**Task statement:** Write out every item below line for line, changing nothing.

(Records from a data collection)
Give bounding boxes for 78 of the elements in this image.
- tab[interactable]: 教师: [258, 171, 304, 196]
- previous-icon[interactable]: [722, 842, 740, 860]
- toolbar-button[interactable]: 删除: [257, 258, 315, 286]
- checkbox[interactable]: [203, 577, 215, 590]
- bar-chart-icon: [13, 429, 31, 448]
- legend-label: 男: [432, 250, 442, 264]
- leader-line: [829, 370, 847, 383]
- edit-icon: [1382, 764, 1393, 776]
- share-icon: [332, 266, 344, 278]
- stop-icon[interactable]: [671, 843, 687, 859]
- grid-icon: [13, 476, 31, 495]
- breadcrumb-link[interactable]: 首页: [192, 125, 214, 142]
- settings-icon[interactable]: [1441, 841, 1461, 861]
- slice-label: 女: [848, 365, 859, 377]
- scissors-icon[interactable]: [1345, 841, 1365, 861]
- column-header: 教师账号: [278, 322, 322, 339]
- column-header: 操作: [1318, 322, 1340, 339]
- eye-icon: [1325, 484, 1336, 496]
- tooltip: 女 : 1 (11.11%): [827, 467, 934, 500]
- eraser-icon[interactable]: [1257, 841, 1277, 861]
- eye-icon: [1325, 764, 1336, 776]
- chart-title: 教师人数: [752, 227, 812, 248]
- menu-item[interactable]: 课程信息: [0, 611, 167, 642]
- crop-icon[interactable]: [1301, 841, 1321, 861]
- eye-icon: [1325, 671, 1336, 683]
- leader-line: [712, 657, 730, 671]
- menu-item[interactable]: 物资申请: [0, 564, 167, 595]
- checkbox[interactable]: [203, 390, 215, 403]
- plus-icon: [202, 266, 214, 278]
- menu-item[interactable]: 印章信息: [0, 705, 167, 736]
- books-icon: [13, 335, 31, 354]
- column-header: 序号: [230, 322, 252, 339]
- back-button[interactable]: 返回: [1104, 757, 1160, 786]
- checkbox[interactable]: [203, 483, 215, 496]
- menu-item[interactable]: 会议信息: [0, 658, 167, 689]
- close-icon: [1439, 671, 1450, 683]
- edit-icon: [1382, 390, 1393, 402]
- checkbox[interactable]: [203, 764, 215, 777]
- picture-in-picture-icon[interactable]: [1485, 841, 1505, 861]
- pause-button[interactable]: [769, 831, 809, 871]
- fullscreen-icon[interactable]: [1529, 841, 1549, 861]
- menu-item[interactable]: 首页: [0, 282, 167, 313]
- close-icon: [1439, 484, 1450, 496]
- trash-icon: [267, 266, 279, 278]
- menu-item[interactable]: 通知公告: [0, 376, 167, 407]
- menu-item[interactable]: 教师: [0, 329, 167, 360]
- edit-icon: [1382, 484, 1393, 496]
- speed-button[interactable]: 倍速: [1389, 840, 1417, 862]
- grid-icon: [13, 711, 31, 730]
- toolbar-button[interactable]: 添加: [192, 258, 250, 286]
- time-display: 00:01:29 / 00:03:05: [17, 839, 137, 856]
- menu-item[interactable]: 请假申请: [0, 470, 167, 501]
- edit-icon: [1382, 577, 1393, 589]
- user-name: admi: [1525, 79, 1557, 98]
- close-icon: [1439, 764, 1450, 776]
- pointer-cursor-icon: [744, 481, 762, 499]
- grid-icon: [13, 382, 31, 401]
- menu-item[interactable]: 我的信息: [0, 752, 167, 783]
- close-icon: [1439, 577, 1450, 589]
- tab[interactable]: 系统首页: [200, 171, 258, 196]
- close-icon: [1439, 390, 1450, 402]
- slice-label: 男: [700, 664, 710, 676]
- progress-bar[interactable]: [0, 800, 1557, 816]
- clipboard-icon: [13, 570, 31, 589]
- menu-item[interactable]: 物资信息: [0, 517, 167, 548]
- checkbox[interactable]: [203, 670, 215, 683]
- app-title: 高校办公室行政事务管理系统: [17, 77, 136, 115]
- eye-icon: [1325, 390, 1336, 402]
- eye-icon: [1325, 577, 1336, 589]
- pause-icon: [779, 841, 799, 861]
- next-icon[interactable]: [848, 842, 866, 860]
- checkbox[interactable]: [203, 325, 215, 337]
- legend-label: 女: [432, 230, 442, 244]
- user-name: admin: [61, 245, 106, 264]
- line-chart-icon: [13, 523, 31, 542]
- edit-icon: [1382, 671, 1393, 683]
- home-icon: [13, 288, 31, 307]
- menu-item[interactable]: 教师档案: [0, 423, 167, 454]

**Result below:**
Give bounding boxes for 78 of the elements in this image.
- tab[interactable]: 教师: [258, 171, 304, 196]
- previous-icon[interactable]: [722, 842, 740, 860]
- toolbar-button[interactable]: 删除: [257, 258, 315, 286]
- checkbox[interactable]: [203, 577, 215, 590]
- bar-chart-icon: [13, 429, 31, 448]
- legend-label: 男: [432, 250, 442, 264]
- leader-line: [829, 370, 847, 383]
- edit-icon: [1382, 764, 1393, 776]
- share-icon: [332, 266, 344, 278]
- stop-icon[interactable]: [671, 843, 687, 859]
- grid-icon: [13, 476, 31, 495]
- breadcrumb-link[interactable]: 首页: [192, 125, 214, 142]
- settings-icon[interactable]: [1441, 841, 1461, 861]
- slice-label: 女: [848, 365, 859, 377]
- scissors-icon[interactable]: [1345, 841, 1365, 861]
- column-header: 教师账号: [278, 322, 322, 339]
- column-header: 操作: [1318, 322, 1340, 339]
- eye-icon: [1325, 484, 1336, 496]
- tooltip: 女 : 1 (11.11%): [827, 467, 934, 500]
- eraser-icon[interactable]: [1257, 841, 1277, 861]
- eye-icon: [1325, 764, 1336, 776]
- chart-title: 教师人数: [752, 227, 812, 248]
- menu-item[interactable]: 课程信息: [0, 611, 167, 642]
- crop-icon[interactable]: [1301, 841, 1321, 861]
- eye-icon: [1325, 671, 1336, 683]
- leader-line: [712, 657, 730, 671]
- menu-item[interactable]: 物资申请: [0, 564, 167, 595]
- checkbox[interactable]: [203, 390, 215, 403]
- plus-icon: [202, 266, 214, 278]
- menu-item[interactable]: 印章信息: [0, 705, 167, 736]
- books-icon: [13, 335, 31, 354]
- column-header: 序号: [230, 322, 252, 339]
- back-button[interactable]: 返回: [1104, 757, 1160, 786]
- checkbox[interactable]: [203, 483, 215, 496]
- menu-item[interactable]: 会议信息: [0, 658, 167, 689]
- close-icon: [1439, 671, 1450, 683]
- edit-icon: [1382, 390, 1393, 402]
- checkbox[interactable]: [203, 764, 215, 777]
- picture-in-picture-icon[interactable]: [1485, 841, 1505, 861]
- pause-button[interactable]: [769, 831, 809, 871]
- fullscreen-icon[interactable]: [1529, 841, 1549, 861]
- menu-item[interactable]: 首页: [0, 282, 167, 313]
- close-icon: [1439, 484, 1450, 496]
- trash-icon: [267, 266, 279, 278]
- menu-item[interactable]: 通知公告: [0, 376, 167, 407]
- menu-item[interactable]: 教师: [0, 329, 167, 360]
- edit-icon: [1382, 484, 1393, 496]
- speed-button[interactable]: 倍速: [1389, 840, 1417, 862]
- grid-icon: [13, 711, 31, 730]
- toolbar-button[interactable]: 添加: [192, 258, 250, 286]
- time-display: 00:01:29 / 00:03:05: [17, 839, 137, 856]
- menu-item[interactable]: 请假申请: [0, 470, 167, 501]
- edit-icon: [1382, 577, 1393, 589]
- user-name: admi: [1525, 79, 1557, 98]
- close-icon: [1439, 764, 1450, 776]
- pointer-cursor-icon: [744, 481, 762, 499]
- grid-icon: [13, 382, 31, 401]
- menu-item[interactable]: 我的信息: [0, 752, 167, 783]
- close-icon: [1439, 577, 1450, 589]
- tab[interactable]: 系统首页: [200, 171, 258, 196]
- close-icon: [1439, 390, 1450, 402]
- slice-label: 男: [700, 664, 710, 676]
- progress-bar[interactable]: [0, 800, 1557, 816]
- clipboard-icon: [13, 570, 31, 589]
- menu-item[interactable]: 物资信息: [0, 517, 167, 548]
- checkbox[interactable]: [203, 670, 215, 683]
- app-title: 高校办公室行政事务管理系统: [17, 77, 136, 115]
- eye-icon: [1325, 390, 1336, 402]
- eye-icon: [1325, 577, 1336, 589]
- pause-icon: [779, 841, 799, 861]
- next-icon[interactable]: [848, 842, 866, 860]
- checkbox[interactable]: [203, 325, 215, 337]
- legend-label: 女: [432, 230, 442, 244]
- user-name: admin: [61, 245, 106, 264]
- line-chart-icon: [13, 523, 31, 542]
- edit-icon: [1382, 671, 1393, 683]
- home-icon: [13, 288, 31, 307]
- menu-item[interactable]: 教师档案: [0, 423, 167, 454]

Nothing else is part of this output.